**TASK DETAILS**
Every line holding the word "basato" counts once. Give the total, nothing more.

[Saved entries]
(begin)
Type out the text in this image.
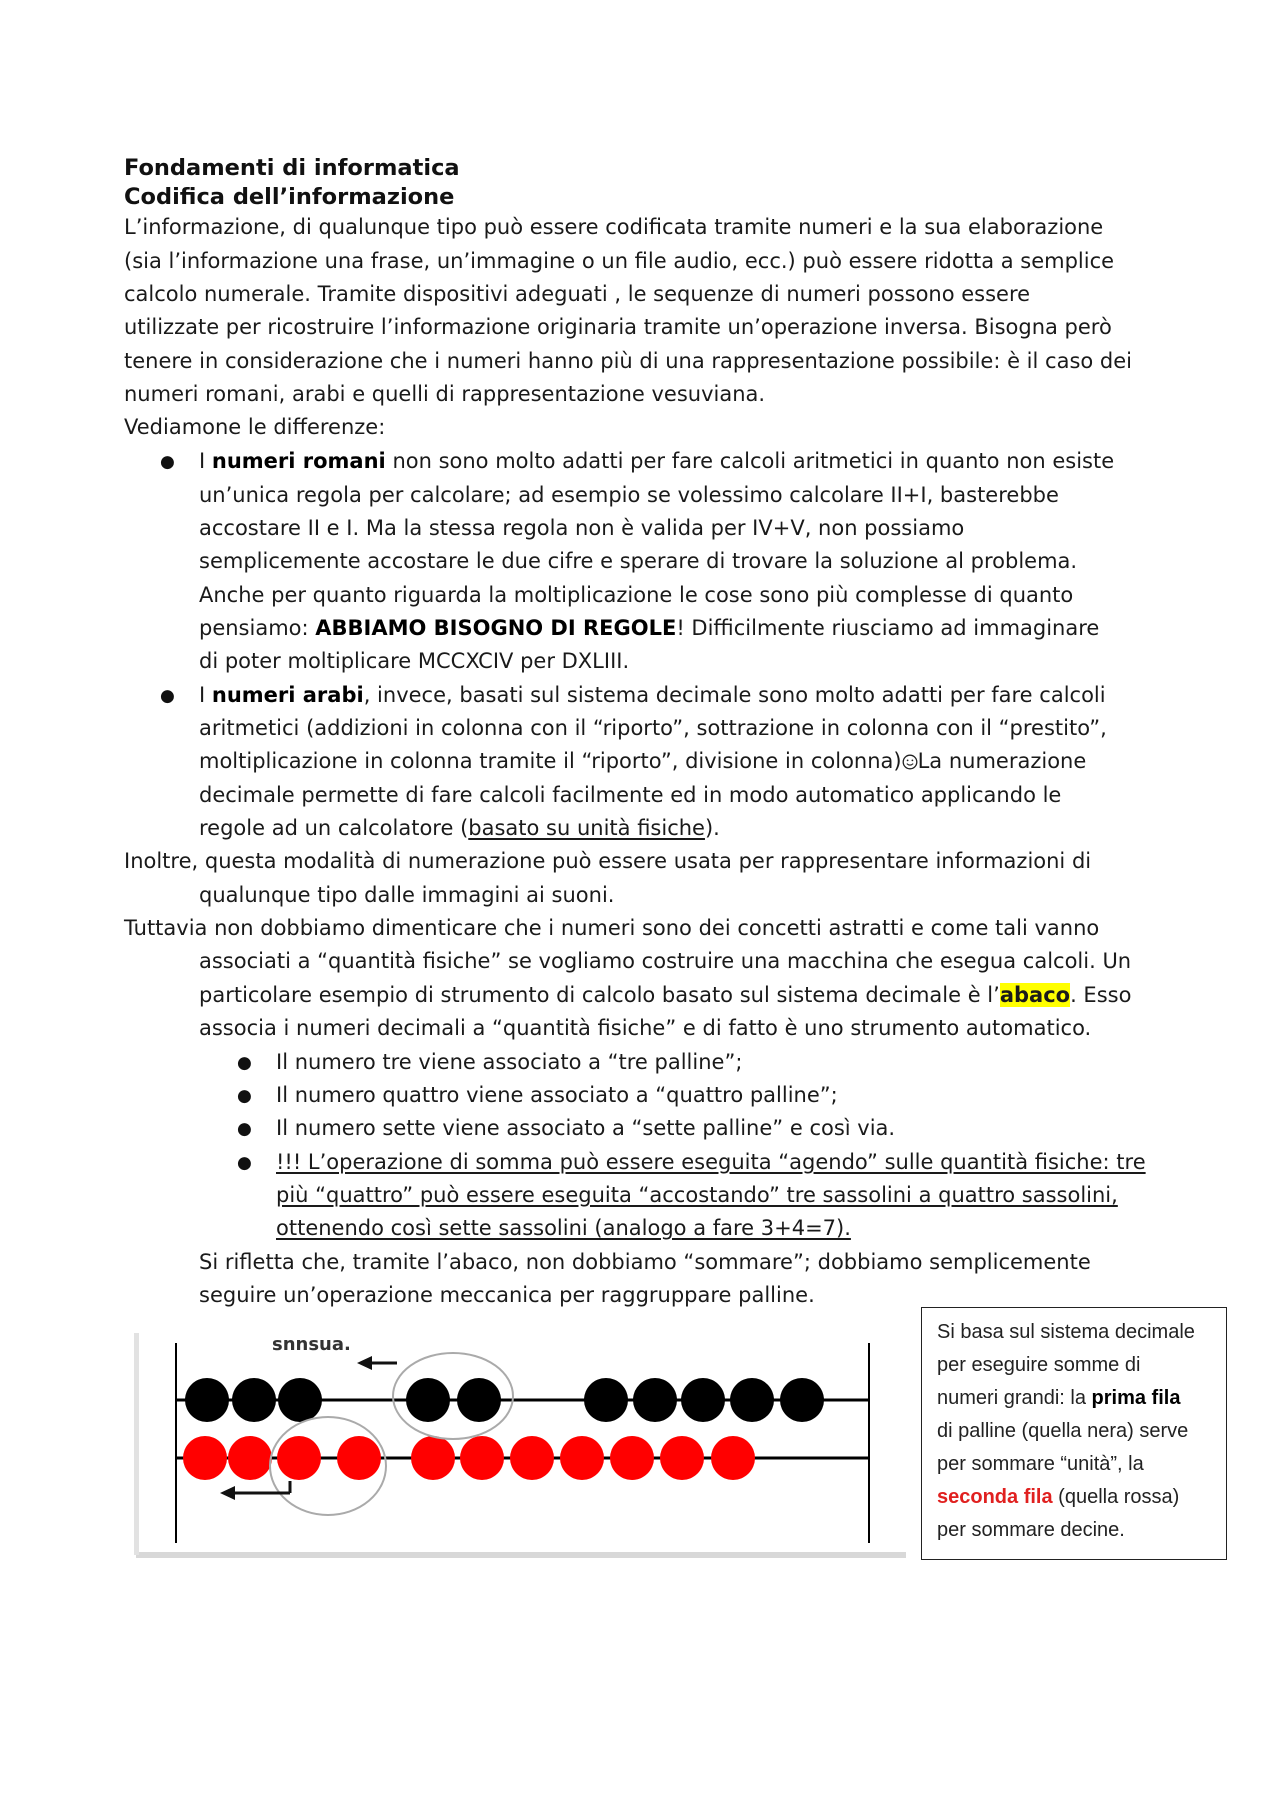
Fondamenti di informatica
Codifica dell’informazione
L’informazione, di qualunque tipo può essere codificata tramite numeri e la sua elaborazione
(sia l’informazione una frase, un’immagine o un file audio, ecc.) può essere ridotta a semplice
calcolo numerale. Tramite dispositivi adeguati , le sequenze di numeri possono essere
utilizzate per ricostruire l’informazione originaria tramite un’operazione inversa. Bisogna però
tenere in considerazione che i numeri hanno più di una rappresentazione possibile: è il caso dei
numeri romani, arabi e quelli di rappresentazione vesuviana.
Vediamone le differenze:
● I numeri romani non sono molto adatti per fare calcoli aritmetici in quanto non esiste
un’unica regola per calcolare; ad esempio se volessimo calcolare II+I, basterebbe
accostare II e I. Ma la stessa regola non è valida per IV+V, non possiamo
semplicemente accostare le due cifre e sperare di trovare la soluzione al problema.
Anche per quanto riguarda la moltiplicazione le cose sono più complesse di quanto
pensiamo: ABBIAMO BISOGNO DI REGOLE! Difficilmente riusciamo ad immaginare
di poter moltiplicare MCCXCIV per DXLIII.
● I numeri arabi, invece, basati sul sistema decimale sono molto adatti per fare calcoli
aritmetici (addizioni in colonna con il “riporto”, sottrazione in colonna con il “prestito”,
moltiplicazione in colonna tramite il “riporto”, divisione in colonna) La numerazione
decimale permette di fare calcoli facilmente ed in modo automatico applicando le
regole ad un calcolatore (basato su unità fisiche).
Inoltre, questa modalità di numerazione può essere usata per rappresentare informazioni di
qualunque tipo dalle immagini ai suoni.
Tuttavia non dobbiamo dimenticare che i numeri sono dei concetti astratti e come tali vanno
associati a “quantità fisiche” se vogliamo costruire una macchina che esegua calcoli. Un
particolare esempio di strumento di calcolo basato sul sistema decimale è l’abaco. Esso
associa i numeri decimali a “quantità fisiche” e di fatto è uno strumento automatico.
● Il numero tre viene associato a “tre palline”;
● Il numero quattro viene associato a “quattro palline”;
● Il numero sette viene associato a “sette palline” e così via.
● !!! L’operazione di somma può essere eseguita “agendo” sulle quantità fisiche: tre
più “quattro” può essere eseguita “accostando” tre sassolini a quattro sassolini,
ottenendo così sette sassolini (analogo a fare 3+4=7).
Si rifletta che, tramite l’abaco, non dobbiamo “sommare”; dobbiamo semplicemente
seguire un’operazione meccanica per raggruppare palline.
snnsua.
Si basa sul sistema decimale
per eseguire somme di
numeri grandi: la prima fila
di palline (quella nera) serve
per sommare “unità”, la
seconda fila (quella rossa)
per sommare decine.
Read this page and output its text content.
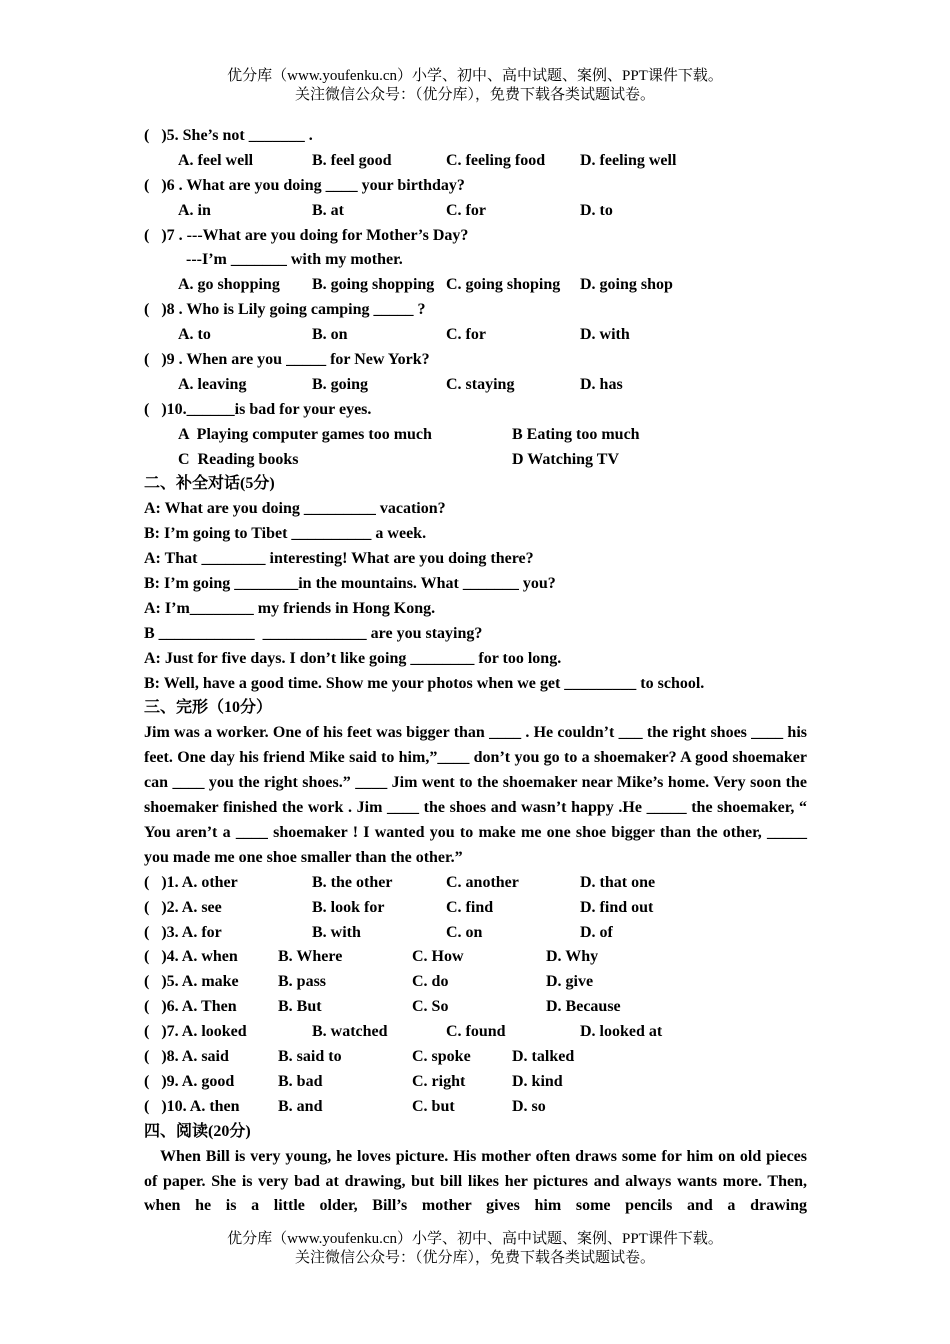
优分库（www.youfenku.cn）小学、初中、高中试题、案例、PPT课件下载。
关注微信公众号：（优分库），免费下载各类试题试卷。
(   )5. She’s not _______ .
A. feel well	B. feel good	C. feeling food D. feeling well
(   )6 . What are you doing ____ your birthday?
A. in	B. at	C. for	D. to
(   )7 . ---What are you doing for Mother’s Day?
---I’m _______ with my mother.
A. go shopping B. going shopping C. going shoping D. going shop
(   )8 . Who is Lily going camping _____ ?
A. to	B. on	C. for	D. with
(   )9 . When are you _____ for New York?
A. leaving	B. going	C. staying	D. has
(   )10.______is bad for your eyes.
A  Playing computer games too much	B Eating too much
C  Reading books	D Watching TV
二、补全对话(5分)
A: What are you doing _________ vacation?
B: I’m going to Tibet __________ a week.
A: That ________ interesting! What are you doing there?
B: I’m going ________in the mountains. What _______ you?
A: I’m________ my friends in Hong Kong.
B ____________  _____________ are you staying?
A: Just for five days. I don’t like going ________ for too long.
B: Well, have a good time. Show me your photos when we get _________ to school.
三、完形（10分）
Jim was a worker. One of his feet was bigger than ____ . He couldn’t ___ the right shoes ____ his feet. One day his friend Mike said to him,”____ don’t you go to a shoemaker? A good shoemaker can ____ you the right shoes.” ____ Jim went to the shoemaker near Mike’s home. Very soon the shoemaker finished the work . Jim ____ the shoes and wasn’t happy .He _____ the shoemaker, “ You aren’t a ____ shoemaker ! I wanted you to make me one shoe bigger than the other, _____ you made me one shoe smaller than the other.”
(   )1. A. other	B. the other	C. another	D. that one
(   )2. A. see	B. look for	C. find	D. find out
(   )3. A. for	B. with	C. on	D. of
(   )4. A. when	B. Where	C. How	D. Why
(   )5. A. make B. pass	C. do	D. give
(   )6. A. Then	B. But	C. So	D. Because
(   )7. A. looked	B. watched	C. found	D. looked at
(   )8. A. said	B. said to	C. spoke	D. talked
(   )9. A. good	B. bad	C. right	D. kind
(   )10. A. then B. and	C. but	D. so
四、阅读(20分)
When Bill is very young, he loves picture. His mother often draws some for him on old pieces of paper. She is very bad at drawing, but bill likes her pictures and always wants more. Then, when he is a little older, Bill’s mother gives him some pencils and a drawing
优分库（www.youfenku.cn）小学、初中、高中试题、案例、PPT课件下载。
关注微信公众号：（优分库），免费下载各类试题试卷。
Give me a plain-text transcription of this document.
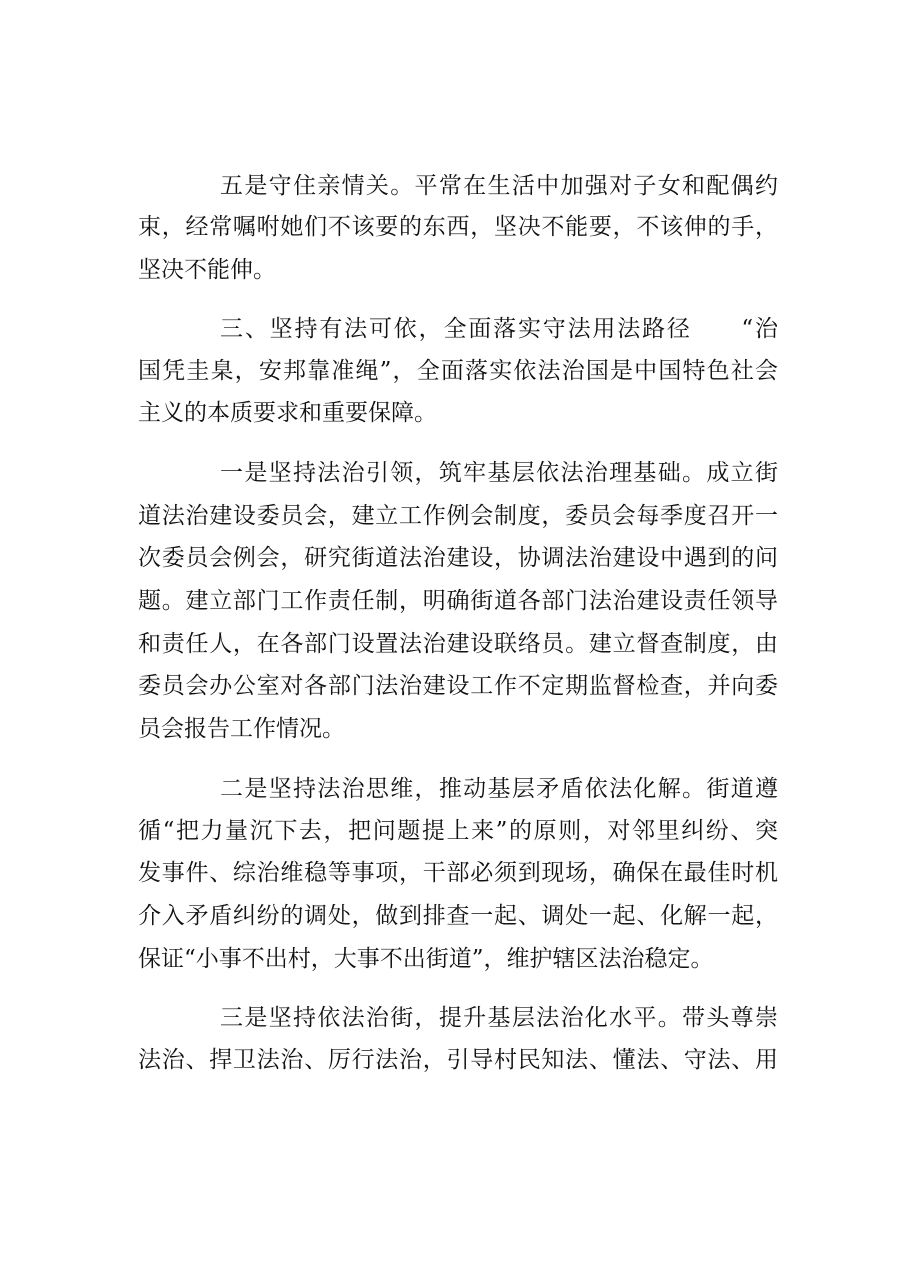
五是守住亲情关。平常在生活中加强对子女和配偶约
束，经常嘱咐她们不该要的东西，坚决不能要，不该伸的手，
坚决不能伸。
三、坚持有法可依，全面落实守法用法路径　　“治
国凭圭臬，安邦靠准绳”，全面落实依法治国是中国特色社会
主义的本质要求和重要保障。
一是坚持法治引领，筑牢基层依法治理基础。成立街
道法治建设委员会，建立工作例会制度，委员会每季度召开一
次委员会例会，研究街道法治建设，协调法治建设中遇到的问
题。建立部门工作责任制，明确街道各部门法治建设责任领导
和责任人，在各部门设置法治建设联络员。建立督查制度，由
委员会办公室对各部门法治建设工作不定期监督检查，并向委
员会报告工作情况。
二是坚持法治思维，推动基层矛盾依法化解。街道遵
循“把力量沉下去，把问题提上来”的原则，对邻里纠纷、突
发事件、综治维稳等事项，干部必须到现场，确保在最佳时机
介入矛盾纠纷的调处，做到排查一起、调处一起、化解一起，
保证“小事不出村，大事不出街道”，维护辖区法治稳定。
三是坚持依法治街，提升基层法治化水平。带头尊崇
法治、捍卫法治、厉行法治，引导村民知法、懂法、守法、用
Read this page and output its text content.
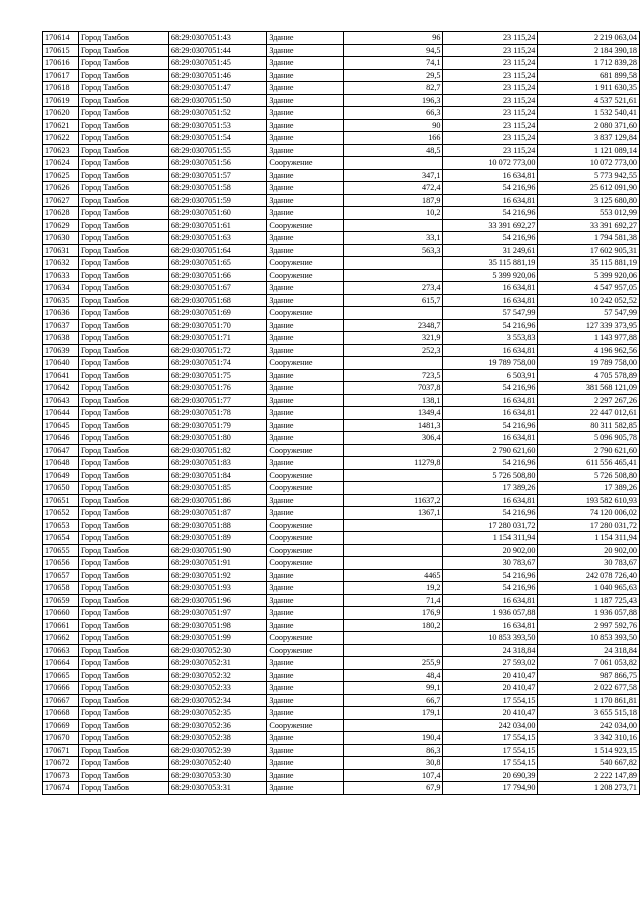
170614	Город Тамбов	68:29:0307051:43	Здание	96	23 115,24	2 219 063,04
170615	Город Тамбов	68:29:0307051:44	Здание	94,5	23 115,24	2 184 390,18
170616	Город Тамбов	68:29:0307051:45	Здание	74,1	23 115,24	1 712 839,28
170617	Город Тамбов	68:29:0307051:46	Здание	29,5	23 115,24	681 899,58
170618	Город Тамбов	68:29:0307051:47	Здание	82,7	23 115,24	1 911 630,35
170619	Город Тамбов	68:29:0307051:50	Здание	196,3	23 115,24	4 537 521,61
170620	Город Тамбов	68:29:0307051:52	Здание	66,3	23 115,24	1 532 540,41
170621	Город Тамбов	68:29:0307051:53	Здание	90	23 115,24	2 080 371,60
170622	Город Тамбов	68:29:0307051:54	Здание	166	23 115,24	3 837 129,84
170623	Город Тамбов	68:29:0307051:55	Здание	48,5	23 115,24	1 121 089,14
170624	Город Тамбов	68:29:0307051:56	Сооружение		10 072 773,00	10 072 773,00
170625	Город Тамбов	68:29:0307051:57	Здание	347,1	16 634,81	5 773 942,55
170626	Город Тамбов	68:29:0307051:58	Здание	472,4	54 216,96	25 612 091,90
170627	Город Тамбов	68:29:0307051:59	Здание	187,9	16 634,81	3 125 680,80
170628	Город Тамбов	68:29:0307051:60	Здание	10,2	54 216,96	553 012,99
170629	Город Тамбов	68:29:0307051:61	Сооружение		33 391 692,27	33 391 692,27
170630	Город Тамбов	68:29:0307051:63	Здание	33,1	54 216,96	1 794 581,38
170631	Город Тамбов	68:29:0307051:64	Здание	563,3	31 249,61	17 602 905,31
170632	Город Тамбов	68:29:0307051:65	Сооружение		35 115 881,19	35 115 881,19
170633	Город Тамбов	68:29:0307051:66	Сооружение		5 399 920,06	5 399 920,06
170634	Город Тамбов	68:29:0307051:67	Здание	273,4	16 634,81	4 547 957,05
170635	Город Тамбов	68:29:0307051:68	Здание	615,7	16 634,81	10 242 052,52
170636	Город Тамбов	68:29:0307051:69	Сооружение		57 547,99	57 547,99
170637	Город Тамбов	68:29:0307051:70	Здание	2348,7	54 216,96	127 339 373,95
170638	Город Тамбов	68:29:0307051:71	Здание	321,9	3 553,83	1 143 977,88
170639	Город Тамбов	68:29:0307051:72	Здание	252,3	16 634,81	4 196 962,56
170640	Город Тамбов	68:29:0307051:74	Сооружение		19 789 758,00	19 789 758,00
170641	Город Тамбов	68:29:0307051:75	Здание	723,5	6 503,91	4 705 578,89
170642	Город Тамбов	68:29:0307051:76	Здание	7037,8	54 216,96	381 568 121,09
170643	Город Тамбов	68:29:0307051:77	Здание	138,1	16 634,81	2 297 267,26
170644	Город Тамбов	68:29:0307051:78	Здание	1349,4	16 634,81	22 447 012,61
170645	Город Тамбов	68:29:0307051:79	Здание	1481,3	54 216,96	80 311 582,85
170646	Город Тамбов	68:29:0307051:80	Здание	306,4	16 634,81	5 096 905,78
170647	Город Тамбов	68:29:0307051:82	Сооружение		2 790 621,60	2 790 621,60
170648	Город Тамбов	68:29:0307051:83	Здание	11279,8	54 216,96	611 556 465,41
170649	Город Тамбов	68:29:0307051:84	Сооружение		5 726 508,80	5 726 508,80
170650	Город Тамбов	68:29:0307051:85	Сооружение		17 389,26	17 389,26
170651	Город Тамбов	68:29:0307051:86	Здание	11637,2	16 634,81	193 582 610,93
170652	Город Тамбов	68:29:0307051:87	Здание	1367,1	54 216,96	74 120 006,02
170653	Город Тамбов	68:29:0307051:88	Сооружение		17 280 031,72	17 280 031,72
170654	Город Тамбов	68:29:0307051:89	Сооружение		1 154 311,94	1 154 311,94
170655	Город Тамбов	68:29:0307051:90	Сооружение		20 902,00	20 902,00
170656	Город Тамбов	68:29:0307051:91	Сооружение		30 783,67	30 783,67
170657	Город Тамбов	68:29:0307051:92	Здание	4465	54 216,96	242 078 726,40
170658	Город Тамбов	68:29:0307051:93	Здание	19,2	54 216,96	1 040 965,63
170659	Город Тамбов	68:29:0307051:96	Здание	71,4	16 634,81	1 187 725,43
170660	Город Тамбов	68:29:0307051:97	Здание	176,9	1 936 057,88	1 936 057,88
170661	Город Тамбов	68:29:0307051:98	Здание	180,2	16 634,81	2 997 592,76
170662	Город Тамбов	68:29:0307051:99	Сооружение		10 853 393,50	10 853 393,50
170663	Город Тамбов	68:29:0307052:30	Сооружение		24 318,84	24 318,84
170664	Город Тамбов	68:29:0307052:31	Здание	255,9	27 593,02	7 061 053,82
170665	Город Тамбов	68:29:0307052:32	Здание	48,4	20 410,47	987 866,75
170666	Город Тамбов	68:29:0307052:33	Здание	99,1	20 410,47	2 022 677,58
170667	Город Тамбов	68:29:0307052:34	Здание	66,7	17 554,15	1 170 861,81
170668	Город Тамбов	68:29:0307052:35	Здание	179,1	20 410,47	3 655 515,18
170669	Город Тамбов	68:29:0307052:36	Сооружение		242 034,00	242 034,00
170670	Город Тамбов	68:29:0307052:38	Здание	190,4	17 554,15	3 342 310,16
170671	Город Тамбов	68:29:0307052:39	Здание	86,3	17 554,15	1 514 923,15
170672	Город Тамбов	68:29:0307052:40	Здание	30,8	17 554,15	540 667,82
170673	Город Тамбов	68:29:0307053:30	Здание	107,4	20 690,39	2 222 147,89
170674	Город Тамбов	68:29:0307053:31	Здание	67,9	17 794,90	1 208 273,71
(end)
**WRITTEN ANSWER**
2